-- BEGIN --
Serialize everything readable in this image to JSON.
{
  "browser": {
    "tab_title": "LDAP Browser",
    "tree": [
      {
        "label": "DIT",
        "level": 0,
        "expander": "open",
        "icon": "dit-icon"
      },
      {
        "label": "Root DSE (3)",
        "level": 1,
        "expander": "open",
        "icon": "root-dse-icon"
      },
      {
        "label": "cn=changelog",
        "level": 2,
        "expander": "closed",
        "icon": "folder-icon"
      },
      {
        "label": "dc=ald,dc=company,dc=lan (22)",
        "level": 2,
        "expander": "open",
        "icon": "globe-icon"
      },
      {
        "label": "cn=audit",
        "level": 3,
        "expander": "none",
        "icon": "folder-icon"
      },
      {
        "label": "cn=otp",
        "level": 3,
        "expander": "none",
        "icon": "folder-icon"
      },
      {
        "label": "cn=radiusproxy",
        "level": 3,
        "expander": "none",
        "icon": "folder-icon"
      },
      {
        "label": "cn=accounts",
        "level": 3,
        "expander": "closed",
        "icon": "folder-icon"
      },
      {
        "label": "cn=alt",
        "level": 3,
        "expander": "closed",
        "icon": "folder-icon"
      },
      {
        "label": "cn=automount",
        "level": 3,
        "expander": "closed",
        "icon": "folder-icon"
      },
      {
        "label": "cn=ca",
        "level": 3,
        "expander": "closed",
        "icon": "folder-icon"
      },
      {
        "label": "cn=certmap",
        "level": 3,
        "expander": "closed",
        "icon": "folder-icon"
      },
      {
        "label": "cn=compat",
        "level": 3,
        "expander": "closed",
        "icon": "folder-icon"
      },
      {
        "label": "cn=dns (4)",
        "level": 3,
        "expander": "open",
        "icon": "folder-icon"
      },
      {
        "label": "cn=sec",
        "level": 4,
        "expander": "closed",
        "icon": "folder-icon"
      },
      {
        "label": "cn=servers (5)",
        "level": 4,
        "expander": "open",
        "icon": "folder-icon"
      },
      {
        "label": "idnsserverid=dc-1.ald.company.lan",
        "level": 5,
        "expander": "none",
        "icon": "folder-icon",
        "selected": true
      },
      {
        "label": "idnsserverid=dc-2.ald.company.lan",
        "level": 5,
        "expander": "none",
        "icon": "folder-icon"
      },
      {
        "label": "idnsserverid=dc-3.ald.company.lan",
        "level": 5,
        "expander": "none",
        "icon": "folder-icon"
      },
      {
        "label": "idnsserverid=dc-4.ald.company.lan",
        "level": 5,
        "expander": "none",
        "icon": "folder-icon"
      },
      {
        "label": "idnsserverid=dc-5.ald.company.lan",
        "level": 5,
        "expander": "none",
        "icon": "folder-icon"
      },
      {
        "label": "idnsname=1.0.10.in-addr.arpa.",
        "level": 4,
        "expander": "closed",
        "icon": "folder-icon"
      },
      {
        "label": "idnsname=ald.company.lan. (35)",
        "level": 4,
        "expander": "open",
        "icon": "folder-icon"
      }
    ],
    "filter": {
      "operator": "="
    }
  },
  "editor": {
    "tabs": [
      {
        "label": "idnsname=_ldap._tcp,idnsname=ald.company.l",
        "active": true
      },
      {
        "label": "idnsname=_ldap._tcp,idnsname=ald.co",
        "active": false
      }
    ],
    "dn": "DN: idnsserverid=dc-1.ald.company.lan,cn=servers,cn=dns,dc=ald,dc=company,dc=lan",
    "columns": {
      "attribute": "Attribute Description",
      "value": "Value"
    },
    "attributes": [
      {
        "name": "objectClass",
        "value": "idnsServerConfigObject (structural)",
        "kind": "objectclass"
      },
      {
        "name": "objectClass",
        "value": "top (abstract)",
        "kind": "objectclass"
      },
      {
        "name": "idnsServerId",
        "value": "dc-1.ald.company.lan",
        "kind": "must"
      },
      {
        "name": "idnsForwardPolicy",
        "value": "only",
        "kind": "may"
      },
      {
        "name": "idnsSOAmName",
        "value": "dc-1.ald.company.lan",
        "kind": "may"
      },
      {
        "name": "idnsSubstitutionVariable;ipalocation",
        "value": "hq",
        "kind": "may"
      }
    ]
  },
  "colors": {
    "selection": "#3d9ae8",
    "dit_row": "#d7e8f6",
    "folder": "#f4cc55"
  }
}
-- END --
— Exercise prompt —
Print the records above exactly as they appear.

— Correct response —
Serialize everything readable in this image to JSON.
{
  "browser": {
    "tab_title": "LDAP Browser",
    "tree": [
      {
        "label": "DIT",
        "level": 0,
        "expander": "open",
        "icon": "dit-icon"
      },
      {
        "label": "Root DSE (3)",
        "level": 1,
        "expander": "open",
        "icon": "root-dse-icon"
      },
      {
        "label": "cn=changelog",
        "level": 2,
        "expander": "closed",
        "icon": "folder-icon"
      },
      {
        "label": "dc=ald,dc=company,dc=lan (22)",
        "level": 2,
        "expander": "open",
        "icon": "globe-icon"
      },
      {
        "label": "cn=audit",
        "level": 3,
        "expander": "none",
        "icon": "folder-icon"
      },
      {
        "label": "cn=otp",
        "level": 3,
        "expander": "none",
        "icon": "folder-icon"
      },
      {
        "label": "cn=radiusproxy",
        "level": 3,
        "expander": "none",
        "icon": "folder-icon"
      },
      {
        "label": "cn=accounts",
        "level": 3,
        "expander": "closed",
        "icon": "folder-icon"
      },
      {
        "label": "cn=alt",
        "level": 3,
        "expander": "closed",
        "icon": "folder-icon"
      },
      {
        "label": "cn=automount",
        "level": 3,
        "expander": "closed",
        "icon": "folder-icon"
      },
      {
        "label": "cn=ca",
        "level": 3,
        "expander": "closed",
        "icon": "folder-icon"
      },
      {
        "label": "cn=certmap",
        "level": 3,
        "expander": "closed",
        "icon": "folder-icon"
      },
      {
        "label": "cn=compat",
        "level": 3,
        "expander": "closed",
        "icon": "folder-icon"
      },
      {
        "label": "cn=dns (4)",
        "level": 3,
        "expander": "open",
        "icon": "folder-icon"
      },
      {
        "label": "cn=sec",
        "level": 4,
        "expander": "closed",
        "icon": "folder-icon"
      },
      {
        "label": "cn=servers (5)",
        "level": 4,
        "expander": "open",
        "icon": "folder-icon"
      },
      {
        "label": "idnsserverid=dc-1.ald.company.lan",
        "level": 5,
        "expander": "none",
        "icon": "folder-icon",
        "selected": true
      },
      {
        "label": "idnsserverid=dc-2.ald.company.lan",
        "level": 5,
        "expander": "none",
        "icon": "folder-icon"
      },
      {
        "label": "idnsserverid=dc-3.ald.company.lan",
        "level": 5,
        "expander": "none",
        "icon": "folder-icon"
      },
      {
        "label": "idnsserverid=dc-4.ald.company.lan",
        "level": 5,
        "expander": "none",
        "icon": "folder-icon"
      },
      {
        "label": "idnsserverid=dc-5.ald.company.lan",
        "level": 5,
        "expander": "none",
        "icon": "folder-icon"
      },
      {
        "label": "idnsname=1.0.10.in-addr.arpa.",
        "level": 4,
        "expander": "closed",
        "icon": "folder-icon"
      },
      {
        "label": "idnsname=ald.company.lan. (35)",
        "level": 4,
        "expander": "open",
        "icon": "folder-icon"
      }
    ],
    "filter": {
      "operator": "="
    }
  },
  "editor": {
    "tabs": [
      {
        "label": "idnsname=_ldap._tcp,idnsname=ald.company.l",
        "active": true
      },
      {
        "label": "idnsname=_ldap._tcp,idnsname=ald.co",
        "active": false
      }
    ],
    "dn": "DN: idnsserverid=dc-1.ald.company.lan,cn=servers,cn=dns,dc=ald,dc=company,dc=lan",
    "columns": {
      "attribute": "Attribute Description",
      "value": "Value"
    },
    "attributes": [
      {
        "name": "objectClass",
        "value": "idnsServerConfigObject (structural)",
        "kind": "objectclass"
      },
      {
        "name": "objectClass",
        "value": "top (abstract)",
        "kind": "objectclass"
      },
      {
        "name": "idnsServerId",
        "value": "dc-1.ald.company.lan",
        "kind": "must"
      },
      {
        "name": "idnsForwardPolicy",
        "value": "only",
        "kind": "may"
      },
      {
        "name": "idnsSOAmName",
        "value": "dc-1.ald.company.lan",
        "kind": "may"
      },
      {
        "name": "idnsSubstitutionVariable;ipalocation",
        "value": "hq",
        "kind": "may"
      }
    ]
  },
  "colors": {
    "selection": "#3d9ae8",
    "dit_row": "#d7e8f6",
    "folder": "#f4cc55"
  }
}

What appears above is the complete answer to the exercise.